>> start SOURCE RECORDS

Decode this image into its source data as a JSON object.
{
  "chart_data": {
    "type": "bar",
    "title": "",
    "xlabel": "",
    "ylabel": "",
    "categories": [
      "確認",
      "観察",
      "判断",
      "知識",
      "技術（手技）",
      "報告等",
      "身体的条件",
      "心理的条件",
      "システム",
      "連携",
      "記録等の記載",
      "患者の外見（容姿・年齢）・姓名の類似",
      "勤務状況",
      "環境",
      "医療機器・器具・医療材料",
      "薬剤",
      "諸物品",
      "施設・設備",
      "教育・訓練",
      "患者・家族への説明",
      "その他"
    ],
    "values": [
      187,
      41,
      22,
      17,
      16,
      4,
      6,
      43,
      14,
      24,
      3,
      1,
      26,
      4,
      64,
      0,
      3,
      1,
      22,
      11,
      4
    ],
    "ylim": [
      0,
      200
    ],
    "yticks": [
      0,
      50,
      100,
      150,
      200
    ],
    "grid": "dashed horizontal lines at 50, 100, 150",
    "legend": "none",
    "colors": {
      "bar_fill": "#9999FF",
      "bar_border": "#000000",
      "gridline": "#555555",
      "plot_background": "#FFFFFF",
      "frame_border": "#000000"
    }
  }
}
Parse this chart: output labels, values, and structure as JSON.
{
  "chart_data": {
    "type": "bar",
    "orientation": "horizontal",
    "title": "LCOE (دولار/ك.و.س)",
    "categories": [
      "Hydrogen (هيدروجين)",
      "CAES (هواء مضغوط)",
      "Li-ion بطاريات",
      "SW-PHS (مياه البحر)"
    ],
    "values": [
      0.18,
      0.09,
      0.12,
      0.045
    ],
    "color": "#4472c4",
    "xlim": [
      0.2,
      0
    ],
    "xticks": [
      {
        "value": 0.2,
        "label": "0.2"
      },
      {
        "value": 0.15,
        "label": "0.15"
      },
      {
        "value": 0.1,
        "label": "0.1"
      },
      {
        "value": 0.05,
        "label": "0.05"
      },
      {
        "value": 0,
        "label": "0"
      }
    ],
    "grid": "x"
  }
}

>> end SOURCE RECORDS

● **WRITTEN TASK**
Your task is to repeat the data exactly, with nothing left out.

● **ANSWER TO THIS EXERCISE**
Decode this image into its source data as a JSON object.
{
  "chart_data": {
    "type": "bar",
    "title": "",
    "xlabel": "",
    "ylabel": "",
    "categories": [
      "確認",
      "観察",
      "判断",
      "知識",
      "技術（手技）",
      "報告等",
      "身体的条件",
      "心理的条件",
      "システム",
      "連携",
      "記録等の記載",
      "患者の外見（容姿・年齢）・姓名の類似",
      "勤務状況",
      "環境",
      "医療機器・器具・医療材料",
      "薬剤",
      "諸物品",
      "施設・設備",
      "教育・訓練",
      "患者・家族への説明",
      "その他"
    ],
    "values": [
      187,
      41,
      22,
      17,
      16,
      4,
      6,
      43,
      14,
      24,
      3,
      1,
      26,
      4,
      64,
      0,
      3,
      1,
      22,
      11,
      4
    ],
    "ylim": [
      0,
      200
    ],
    "yticks": [
      0,
      50,
      100,
      150,
      200
    ],
    "grid": "dashed horizontal lines at 50, 100, 150",
    "legend": "none",
    "colors": {
      "bar_fill": "#9999FF",
      "bar_border": "#000000",
      "gridline": "#555555",
      "plot_background": "#FFFFFF",
      "frame_border": "#000000"
    }
  }
}
Parse this chart: output labels, values, and structure as JSON.
{
  "chart_data": {
    "type": "bar",
    "orientation": "horizontal",
    "title": "LCOE (دولار/ك.و.س)",
    "categories": [
      "Hydrogen (هيدروجين)",
      "CAES (هواء مضغوط)",
      "Li-ion بطاريات",
      "SW-PHS (مياه البحر)"
    ],
    "values": [
      0.18,
      0.09,
      0.12,
      0.045
    ],
    "color": "#4472c4",
    "xlim": [
      0.2,
      0
    ],
    "xticks": [
      {
        "value": 0.2,
        "label": "0.2"
      },
      {
        "value": 0.15,
        "label": "0.15"
      },
      {
        "value": 0.1,
        "label": "0.1"
      },
      {
        "value": 0.05,
        "label": "0.05"
      },
      {
        "value": 0,
        "label": "0"
      }
    ],
    "grid": "x"
  }
}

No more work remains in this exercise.